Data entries
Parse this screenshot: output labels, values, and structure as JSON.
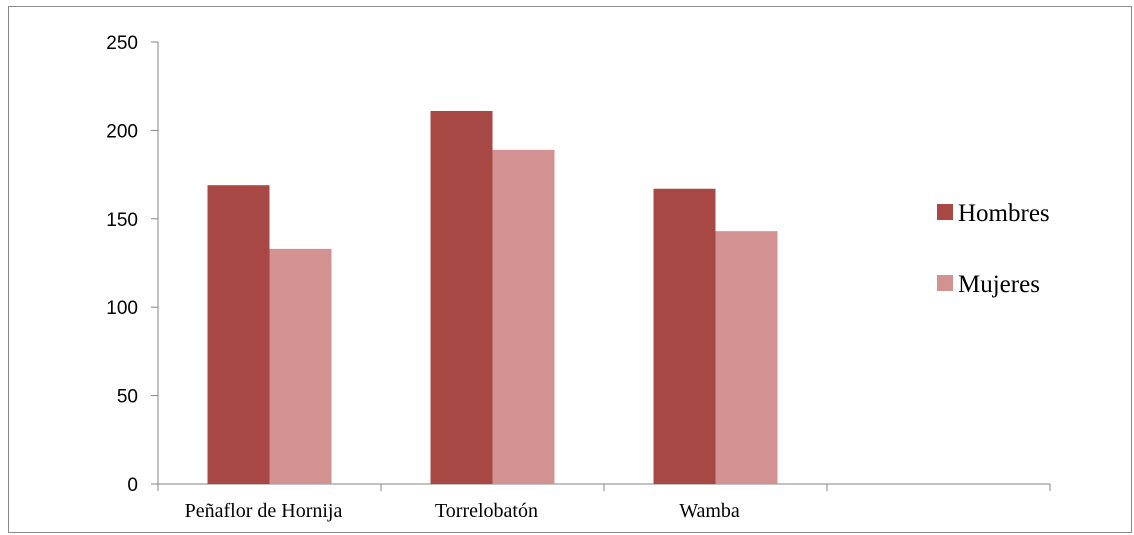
{
  "chart_data": {
    "type": "bar",
    "categories": [
      "Peñaflor de Hornija",
      "Torrelobatón",
      "Wamba",
      ""
    ],
    "series": [
      {
        "name": "Hombres",
        "values": [
          169,
          211,
          167,
          null
        ],
        "color": "#a84844"
      },
      {
        "name": "Mujeres",
        "values": [
          133,
          189,
          143,
          null
        ],
        "color": "#d39292"
      }
    ],
    "yticks": [
      0,
      50,
      100,
      150,
      200,
      250
    ],
    "ylim": [
      0,
      250
    ],
    "grid": false,
    "legend_position": "right",
    "title": "",
    "xlabel": "",
    "ylabel": ""
  }
}
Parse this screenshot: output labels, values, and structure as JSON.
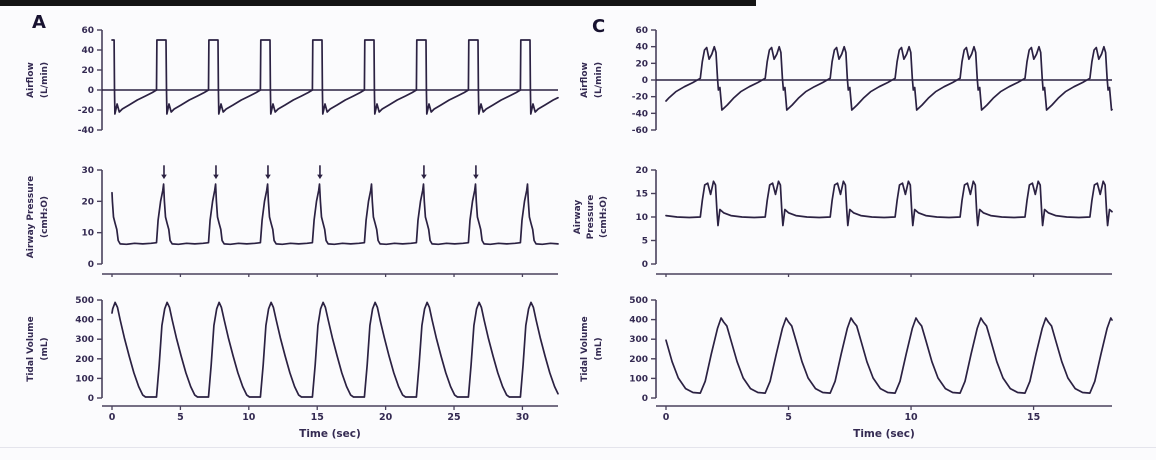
{
  "figure": {
    "background": "#fbfbfd",
    "top_bar_color": "#151515",
    "trace_color": "#2b2142",
    "axis_color": "#49415c",
    "text_color": "#342a52"
  },
  "chart_data": [
    {
      "panel_label": "A",
      "type": "line",
      "xlabel": "Time (sec)",
      "xlim": [
        0,
        32.6
      ],
      "x_ticks": [
        0,
        5,
        10,
        15,
        20,
        25,
        30
      ],
      "breath_starts": [
        -0.55,
        3.25,
        7.05,
        10.85,
        14.65,
        18.45,
        22.25,
        26.05,
        29.85
      ],
      "breath_period_sec": 3.8,
      "subplots": [
        {
          "name": "airflow",
          "ylabel_lines": [
            "Airflow",
            "(L/min)"
          ],
          "ylim": [
            -40,
            60
          ],
          "y_ticks": [
            -40,
            -20,
            0,
            20,
            40,
            60
          ],
          "zero_line": true,
          "cycle": [
            [
              0,
              0
            ],
            [
              0.03,
              50
            ],
            [
              0.7,
              50
            ],
            [
              0.73,
              0
            ],
            [
              0.76,
              -24
            ],
            [
              0.92,
              -14
            ],
            [
              1.08,
              -22
            ],
            [
              1.3,
              -19
            ],
            [
              1.8,
              -15
            ],
            [
              2.4,
              -10
            ],
            [
              3.0,
              -6
            ],
            [
              3.5,
              -2.5
            ],
            [
              3.8,
              0
            ]
          ]
        },
        {
          "name": "airway-pressure",
          "ylabel_lines": [
            "Airway Pressure",
            "(cmH₂O)"
          ],
          "ylim": [
            0,
            30
          ],
          "y_ticks": [
            0,
            10,
            20,
            30
          ],
          "zero_line": false,
          "cycle": [
            [
              0,
              6.8
            ],
            [
              0.12,
              14
            ],
            [
              0.3,
              20
            ],
            [
              0.46,
              23.5
            ],
            [
              0.52,
              25.5
            ],
            [
              0.58,
              20
            ],
            [
              0.66,
              15
            ],
            [
              0.78,
              13
            ],
            [
              0.9,
              11
            ],
            [
              1.0,
              7.5
            ],
            [
              1.15,
              6.4
            ],
            [
              1.6,
              6.3
            ],
            [
              2.2,
              6.6
            ],
            [
              2.8,
              6.4
            ],
            [
              3.4,
              6.6
            ],
            [
              3.8,
              6.8
            ]
          ],
          "annotations": {
            "type": "down-arrow",
            "times": [
              3.8,
              7.6,
              11.4,
              15.2,
              22.8,
              26.6
            ],
            "from": 31.5,
            "to": 28.2
          }
        },
        {
          "name": "tidal-volume",
          "ylabel_lines": [
            "Tidal Volume",
            "(mL)"
          ],
          "ylim": [
            0,
            500
          ],
          "y_ticks": [
            0,
            100,
            200,
            300,
            400,
            500
          ],
          "zero_line": false,
          "show_x_labels": true,
          "cycle": [
            [
              0,
              5
            ],
            [
              0.2,
              170
            ],
            [
              0.4,
              370
            ],
            [
              0.6,
              455
            ],
            [
              0.78,
              488
            ],
            [
              0.95,
              462
            ],
            [
              1.15,
              398
            ],
            [
              1.45,
              308
            ],
            [
              1.8,
              215
            ],
            [
              2.15,
              128
            ],
            [
              2.5,
              58
            ],
            [
              2.8,
              15
            ],
            [
              3.0,
              5
            ],
            [
              3.8,
              5
            ]
          ]
        }
      ]
    },
    {
      "panel_label": "C",
      "type": "line",
      "xlabel": "Time (sec)",
      "xlim": [
        0,
        18.2
      ],
      "x_ticks": [
        0,
        5,
        10,
        15
      ],
      "breath_starts": [
        -1.25,
        1.4,
        4.05,
        6.7,
        9.35,
        12.0,
        14.65,
        17.3
      ],
      "breath_period_sec": 2.65,
      "subplots": [
        {
          "name": "airflow",
          "ylabel_lines": [
            "Airflow",
            "(L/min)"
          ],
          "ylim": [
            -60,
            60
          ],
          "y_ticks": [
            -60,
            -40,
            -20,
            0,
            20,
            40,
            60
          ],
          "zero_line": true,
          "cycle": [
            [
              0,
              2
            ],
            [
              0.08,
              22
            ],
            [
              0.17,
              36
            ],
            [
              0.26,
              39
            ],
            [
              0.36,
              25
            ],
            [
              0.47,
              31
            ],
            [
              0.57,
              40
            ],
            [
              0.64,
              33
            ],
            [
              0.7,
              2
            ],
            [
              0.74,
              -12
            ],
            [
              0.8,
              -9
            ],
            [
              0.88,
              -36
            ],
            [
              1.1,
              -30
            ],
            [
              1.35,
              -22
            ],
            [
              1.65,
              -14
            ],
            [
              2.0,
              -8
            ],
            [
              2.35,
              -3
            ],
            [
              2.65,
              2
            ]
          ]
        },
        {
          "name": "airway-pressure",
          "ylabel_lines": [
            "Airway",
            "Pressure",
            "(cmH₂O)"
          ],
          "ylim": [
            0,
            20
          ],
          "y_ticks": [
            0,
            5,
            10,
            15,
            20
          ],
          "zero_line": false,
          "cycle": [
            [
              0,
              10
            ],
            [
              0.08,
              13.5
            ],
            [
              0.18,
              16.8
            ],
            [
              0.3,
              17.2
            ],
            [
              0.42,
              14.8
            ],
            [
              0.54,
              17.6
            ],
            [
              0.62,
              16.8
            ],
            [
              0.68,
              11
            ],
            [
              0.72,
              8.2
            ],
            [
              0.8,
              11.6
            ],
            [
              0.95,
              10.9
            ],
            [
              1.25,
              10.3
            ],
            [
              1.7,
              10
            ],
            [
              2.2,
              9.9
            ],
            [
              2.65,
              10
            ]
          ]
        },
        {
          "name": "tidal-volume",
          "ylabel_lines": [
            "Tidal Volume",
            "(mL)"
          ],
          "ylim": [
            0,
            500
          ],
          "y_ticks": [
            0,
            100,
            200,
            300,
            400,
            500
          ],
          "zero_line": false,
          "show_x_labels": true,
          "cycle": [
            [
              0,
              25
            ],
            [
              0.2,
              85
            ],
            [
              0.45,
              225
            ],
            [
              0.7,
              355
            ],
            [
              0.85,
              408
            ],
            [
              0.95,
              388
            ],
            [
              1.08,
              368
            ],
            [
              1.25,
              295
            ],
            [
              1.5,
              185
            ],
            [
              1.75,
              102
            ],
            [
              2.05,
              48
            ],
            [
              2.35,
              28
            ],
            [
              2.65,
              25
            ]
          ]
        }
      ]
    }
  ]
}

= Aim =
Without the pictures, restate all the entries above exactly.

= Response to the task =
Parse this screenshot: output labels, values, and structure as JSON.
{
  "chart_data": {
    "type": "bar",
    "categories": [
      "Peñaflor de Hornija",
      "Torrelobatón",
      "Wamba",
      ""
    ],
    "series": [
      {
        "name": "Hombres",
        "values": [
          169,
          211,
          167,
          null
        ],
        "color": "#a84844"
      },
      {
        "name": "Mujeres",
        "values": [
          133,
          189,
          143,
          null
        ],
        "color": "#d39292"
      }
    ],
    "yticks": [
      0,
      50,
      100,
      150,
      200,
      250
    ],
    "ylim": [
      0,
      250
    ],
    "grid": false,
    "legend_position": "right",
    "title": "",
    "xlabel": "",
    "ylabel": ""
  }
}
Parse this screenshot: output labels, values, and structure as JSON.
{
  "figure": {
    "background": "#fbfbfd",
    "top_bar_color": "#151515",
    "trace_color": "#2b2142",
    "axis_color": "#49415c",
    "text_color": "#342a52"
  },
  "chart_data": [
    {
      "panel_label": "A",
      "type": "line",
      "xlabel": "Time (sec)",
      "xlim": [
        0,
        32.6
      ],
      "x_ticks": [
        0,
        5,
        10,
        15,
        20,
        25,
        30
      ],
      "breath_starts": [
        -0.55,
        3.25,
        7.05,
        10.85,
        14.65,
        18.45,
        22.25,
        26.05,
        29.85
      ],
      "breath_period_sec": 3.8,
      "subplots": [
        {
          "name": "airflow",
          "ylabel_lines": [
            "Airflow",
            "(L/min)"
          ],
          "ylim": [
            -40,
            60
          ],
          "y_ticks": [
            -40,
            -20,
            0,
            20,
            40,
            60
          ],
          "zero_line": true,
          "cycle": [
            [
              0,
              0
            ],
            [
              0.03,
              50
            ],
            [
              0.7,
              50
            ],
            [
              0.73,
              0
            ],
            [
              0.76,
              -24
            ],
            [
              0.92,
              -14
            ],
            [
              1.08,
              -22
            ],
            [
              1.3,
              -19
            ],
            [
              1.8,
              -15
            ],
            [
              2.4,
              -10
            ],
            [
              3.0,
              -6
            ],
            [
              3.5,
              -2.5
            ],
            [
              3.8,
              0
            ]
          ]
        },
        {
          "name": "airway-pressure",
          "ylabel_lines": [
            "Airway Pressure",
            "(cmH₂O)"
          ],
          "ylim": [
            0,
            30
          ],
          "y_ticks": [
            0,
            10,
            20,
            30
          ],
          "zero_line": false,
          "cycle": [
            [
              0,
              6.8
            ],
            [
              0.12,
              14
            ],
            [
              0.3,
              20
            ],
            [
              0.46,
              23.5
            ],
            [
              0.52,
              25.5
            ],
            [
              0.58,
              20
            ],
            [
              0.66,
              15
            ],
            [
              0.78,
              13
            ],
            [
              0.9,
              11
            ],
            [
              1.0,
              7.5
            ],
            [
              1.15,
              6.4
            ],
            [
              1.6,
              6.3
            ],
            [
              2.2,
              6.6
            ],
            [
              2.8,
              6.4
            ],
            [
              3.4,
              6.6
            ],
            [
              3.8,
              6.8
            ]
          ],
          "annotations": {
            "type": "down-arrow",
            "times": [
              3.8,
              7.6,
              11.4,
              15.2,
              22.8,
              26.6
            ],
            "from": 31.5,
            "to": 28.2
          }
        },
        {
          "name": "tidal-volume",
          "ylabel_lines": [
            "Tidal Volume",
            "(mL)"
          ],
          "ylim": [
            0,
            500
          ],
          "y_ticks": [
            0,
            100,
            200,
            300,
            400,
            500
          ],
          "zero_line": false,
          "show_x_labels": true,
          "cycle": [
            [
              0,
              5
            ],
            [
              0.2,
              170
            ],
            [
              0.4,
              370
            ],
            [
              0.6,
              455
            ],
            [
              0.78,
              488
            ],
            [
              0.95,
              462
            ],
            [
              1.15,
              398
            ],
            [
              1.45,
              308
            ],
            [
              1.8,
              215
            ],
            [
              2.15,
              128
            ],
            [
              2.5,
              58
            ],
            [
              2.8,
              15
            ],
            [
              3.0,
              5
            ],
            [
              3.8,
              5
            ]
          ]
        }
      ]
    },
    {
      "panel_label": "C",
      "type": "line",
      "xlabel": "Time (sec)",
      "xlim": [
        0,
        18.2
      ],
      "x_ticks": [
        0,
        5,
        10,
        15
      ],
      "breath_starts": [
        -1.25,
        1.4,
        4.05,
        6.7,
        9.35,
        12.0,
        14.65,
        17.3
      ],
      "breath_period_sec": 2.65,
      "subplots": [
        {
          "name": "airflow",
          "ylabel_lines": [
            "Airflow",
            "(L/min)"
          ],
          "ylim": [
            -60,
            60
          ],
          "y_ticks": [
            -60,
            -40,
            -20,
            0,
            20,
            40,
            60
          ],
          "zero_line": true,
          "cycle": [
            [
              0,
              2
            ],
            [
              0.08,
              22
            ],
            [
              0.17,
              36
            ],
            [
              0.26,
              39
            ],
            [
              0.36,
              25
            ],
            [
              0.47,
              31
            ],
            [
              0.57,
              40
            ],
            [
              0.64,
              33
            ],
            [
              0.7,
              2
            ],
            [
              0.74,
              -12
            ],
            [
              0.8,
              -9
            ],
            [
              0.88,
              -36
            ],
            [
              1.1,
              -30
            ],
            [
              1.35,
              -22
            ],
            [
              1.65,
              -14
            ],
            [
              2.0,
              -8
            ],
            [
              2.35,
              -3
            ],
            [
              2.65,
              2
            ]
          ]
        },
        {
          "name": "airway-pressure",
          "ylabel_lines": [
            "Airway",
            "Pressure",
            "(cmH₂O)"
          ],
          "ylim": [
            0,
            20
          ],
          "y_ticks": [
            0,
            5,
            10,
            15,
            20
          ],
          "zero_line": false,
          "cycle": [
            [
              0,
              10
            ],
            [
              0.08,
              13.5
            ],
            [
              0.18,
              16.8
            ],
            [
              0.3,
              17.2
            ],
            [
              0.42,
              14.8
            ],
            [
              0.54,
              17.6
            ],
            [
              0.62,
              16.8
            ],
            [
              0.68,
              11
            ],
            [
              0.72,
              8.2
            ],
            [
              0.8,
              11.6
            ],
            [
              0.95,
              10.9
            ],
            [
              1.25,
              10.3
            ],
            [
              1.7,
              10
            ],
            [
              2.2,
              9.9
            ],
            [
              2.65,
              10
            ]
          ]
        },
        {
          "name": "tidal-volume",
          "ylabel_lines": [
            "Tidal Volume",
            "(mL)"
          ],
          "ylim": [
            0,
            500
          ],
          "y_ticks": [
            0,
            100,
            200,
            300,
            400,
            500
          ],
          "zero_line": false,
          "show_x_labels": true,
          "cycle": [
            [
              0,
              25
            ],
            [
              0.2,
              85
            ],
            [
              0.45,
              225
            ],
            [
              0.7,
              355
            ],
            [
              0.85,
              408
            ],
            [
              0.95,
              388
            ],
            [
              1.08,
              368
            ],
            [
              1.25,
              295
            ],
            [
              1.5,
              185
            ],
            [
              1.75,
              102
            ],
            [
              2.05,
              48
            ],
            [
              2.35,
              28
            ],
            [
              2.65,
              25
            ]
          ]
        }
      ]
    }
  ]
}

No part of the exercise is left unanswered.